From the listing that follows, output everything exactly except the pictures.

[Stored entries]
_ _ _
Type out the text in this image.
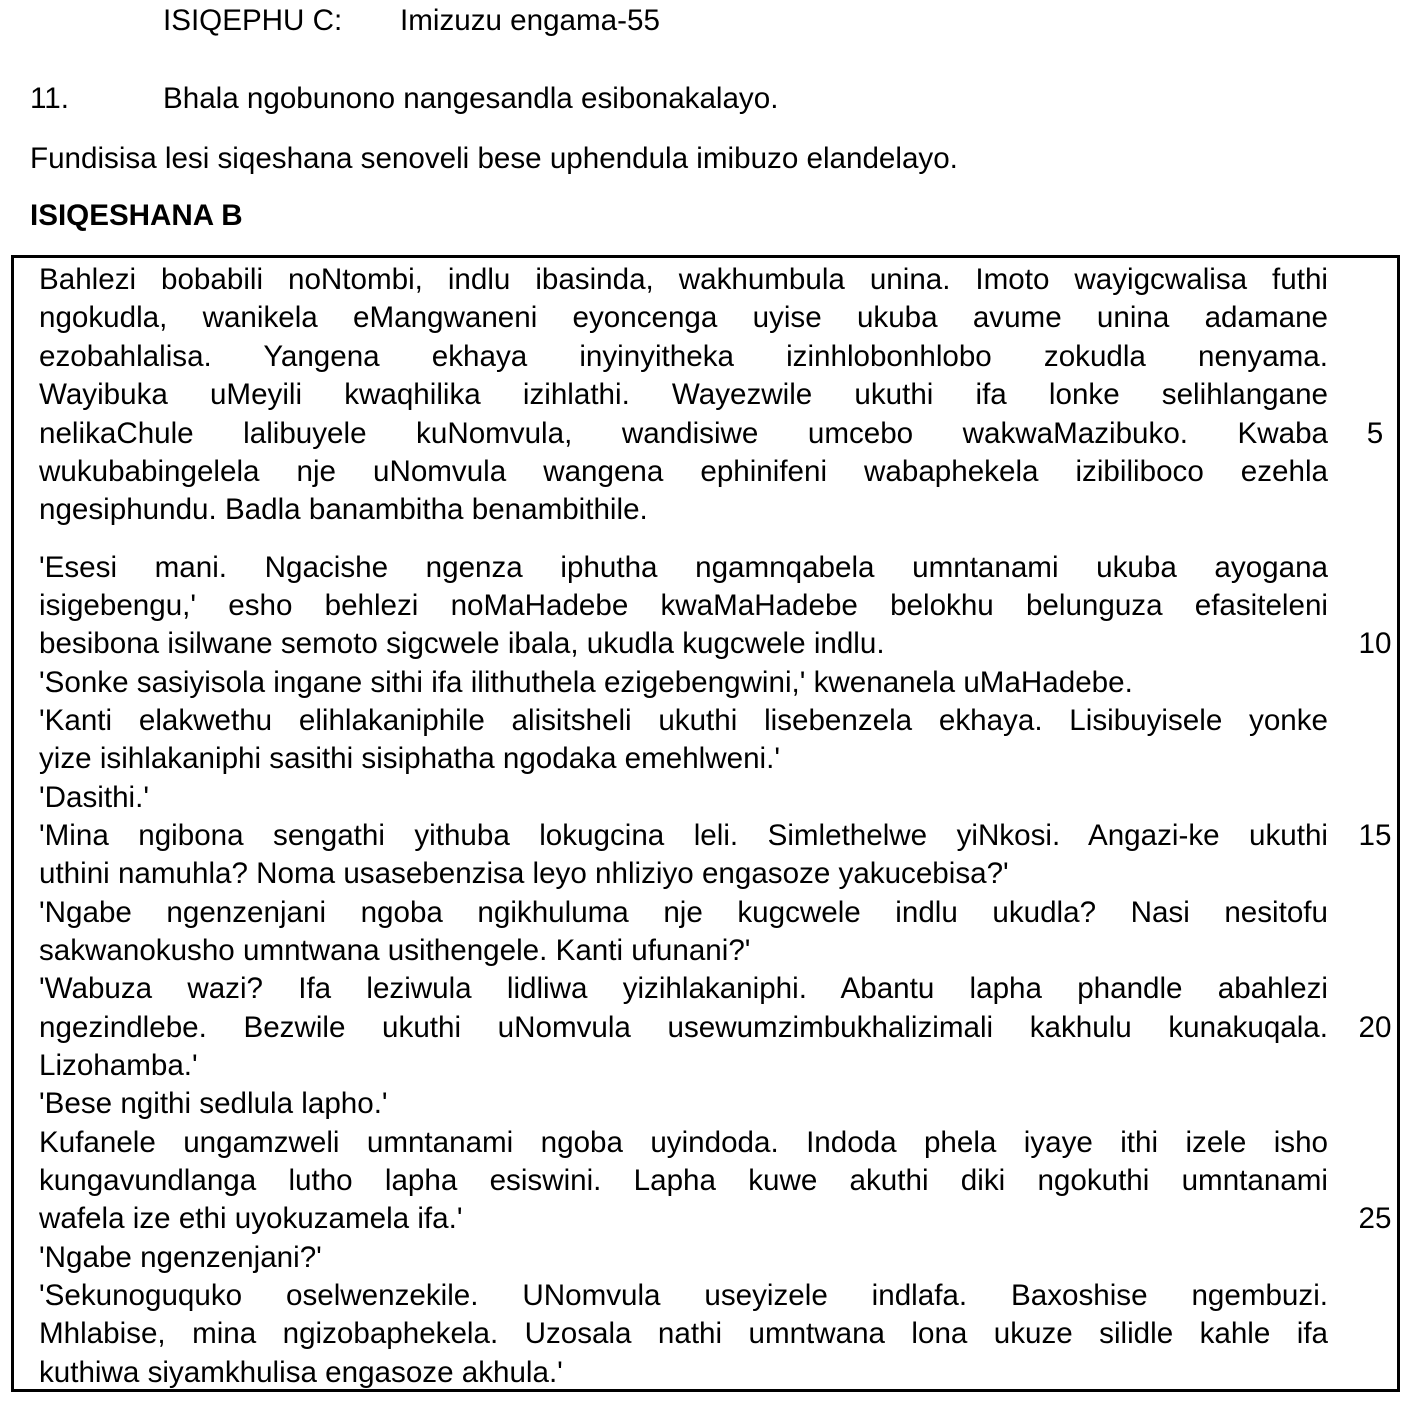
ISIQEPHU C: Imizuzu engama-55
11.	Bhala ngobunono nangesandla esibonakalayo.
Fundisisa lesi siqeshana senoveli bese uphendula imibuzo elandelayo.
ISIQESHANA B
Bahlezi bobabili noNtombi, indlu ibasinda, wakhumbula unina. Imoto wayigcwalisa futhi
ngokudla, wanikela eMangwaneni eyoncenga uyise ukuba avume unina adamane
ezobahlalisa. Yangena ekhaya inyinyitheka izinhlobonhlobo zokudla nenyama.
Wayibuka uMeyili kwaqhilika izihlathi. Wayezwile ukuthi ifa lonke selihlangane
nelikaChule lalibuyele kuNomvula, wandisiwe umcebo wakwaMazibuko. Kwaba
wukubabingelela nje uNomvula wangena ephinifeni wabaphekela izibiliboco ezehla
ngesiphundu. Badla banambitha benambithile.
'Esesi mani. Ngacishe ngenza iphutha ngamnqabela umntanami ukuba ayogana
isigebengu,' esho behlezi noMaHadebe kwaMaHadebe belokhu belunguza efasiteleni
besibona isilwane semoto sigcwele ibala, ukudla kugcwele indlu.
'Sonke sasiyisola ingane sithi ifa ilithuthela ezigebengwini,' kwenanela uMaHadebe.
'Kanti elakwethu elihlakaniphile alisitsheli ukuthi lisebenzela ekhaya. Lisibuyisele yonke
yize isihlakaniphi sasithi sisiphatha ngodaka emehlweni.'
'Dasithi.'
'Mina ngibona sengathi yithuba lokugcina leli. Simlethelwe yiNkosi. Angazi-ke ukuthi
uthini namuhla? Noma usasebenzisa leyo nhliziyo engasoze yakucebisa?'
'Ngabe ngenzenjani ngoba ngikhuluma nje kugcwele indlu ukudla? Nasi nesitofu
sakwanokusho umntwana usithengele. Kanti ufunani?'
'Wabuza wazi? Ifa leziwula lidliwa yizihlakaniphi. Abantu lapha phandle abahlezi
ngezindlebe. Bezwile ukuthi uNomvula usewumzimbukhalizimali kakhulu kunakuqala.
Lizohamba.'
'Bese ngithi sedlula lapho.'
Kufanele ungamzweli umntanami ngoba uyindoda. Indoda phela iyaye ithi izele isho
kungavundlanga lutho lapha esiswini. Lapha kuwe akuthi diki ngokuthi umntanami
wafela ize ethi uyokuzamela ifa.'
'Ngabe ngenzenjani?'
'Sekunoguquko oselwenzekile. UNomvula useyizele indlafa. Baxoshise ngembuzi.
Mhlabise, mina ngizobaphekela. Uzosala nathi umntwana lona ukuze silidle kahle ifa
kuthiwa siyamkhulisa engasoze akhula.'
5
10
15
20
25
_ _ _
# [Exercise output]
Type out the text in this image.
ISIQEPHU C: Imizuzu engama-55
11.	Bhala ngobunono nangesandla esibonakalayo.
Fundisisa lesi siqeshana senoveli bese uphendula imibuzo elandelayo.
ISIQESHANA B
Bahlezi bobabili noNtombi, indlu ibasinda, wakhumbula unina. Imoto wayigcwalisa futhi
ngokudla, wanikela eMangwaneni eyoncenga uyise ukuba avume unina adamane
ezobahlalisa. Yangena ekhaya inyinyitheka izinhlobonhlobo zokudla nenyama.
Wayibuka uMeyili kwaqhilika izihlathi. Wayezwile ukuthi ifa lonke selihlangane
nelikaChule lalibuyele kuNomvula, wandisiwe umcebo wakwaMazibuko. Kwaba
wukubabingelela nje uNomvula wangena ephinifeni wabaphekela izibiliboco ezehla
ngesiphundu. Badla banambitha benambithile.
'Esesi mani. Ngacishe ngenza iphutha ngamnqabela umntanami ukuba ayogana
isigebengu,' esho behlezi noMaHadebe kwaMaHadebe belokhu belunguza efasiteleni
besibona isilwane semoto sigcwele ibala, ukudla kugcwele indlu.
'Sonke sasiyisola ingane sithi ifa ilithuthela ezigebengwini,' kwenanela uMaHadebe.
'Kanti elakwethu elihlakaniphile alisitsheli ukuthi lisebenzela ekhaya. Lisibuyisele yonke
yize isihlakaniphi sasithi sisiphatha ngodaka emehlweni.'
'Dasithi.'
'Mina ngibona sengathi yithuba lokugcina leli. Simlethelwe yiNkosi. Angazi-ke ukuthi
uthini namuhla? Noma usasebenzisa leyo nhliziyo engasoze yakucebisa?'
'Ngabe ngenzenjani ngoba ngikhuluma nje kugcwele indlu ukudla? Nasi nesitofu
sakwanokusho umntwana usithengele. Kanti ufunani?'
'Wabuza wazi? Ifa leziwula lidliwa yizihlakaniphi. Abantu lapha phandle abahlezi
ngezindlebe. Bezwile ukuthi uNomvula usewumzimbukhalizimali kakhulu kunakuqala.
Lizohamba.'
'Bese ngithi sedlula lapho.'
Kufanele ungamzweli umntanami ngoba uyindoda. Indoda phela iyaye ithi izele isho
kungavundlanga lutho lapha esiswini. Lapha kuwe akuthi diki ngokuthi umntanami
wafela ize ethi uyokuzamela ifa.'
'Ngabe ngenzenjani?'
'Sekunoguquko oselwenzekile. UNomvula useyizele indlafa. Baxoshise ngembuzi.
Mhlabise, mina ngizobaphekela. Uzosala nathi umntwana lona ukuze silidle kahle ifa
kuthiwa siyamkhulisa engasoze akhula.'
5
10
15
20
25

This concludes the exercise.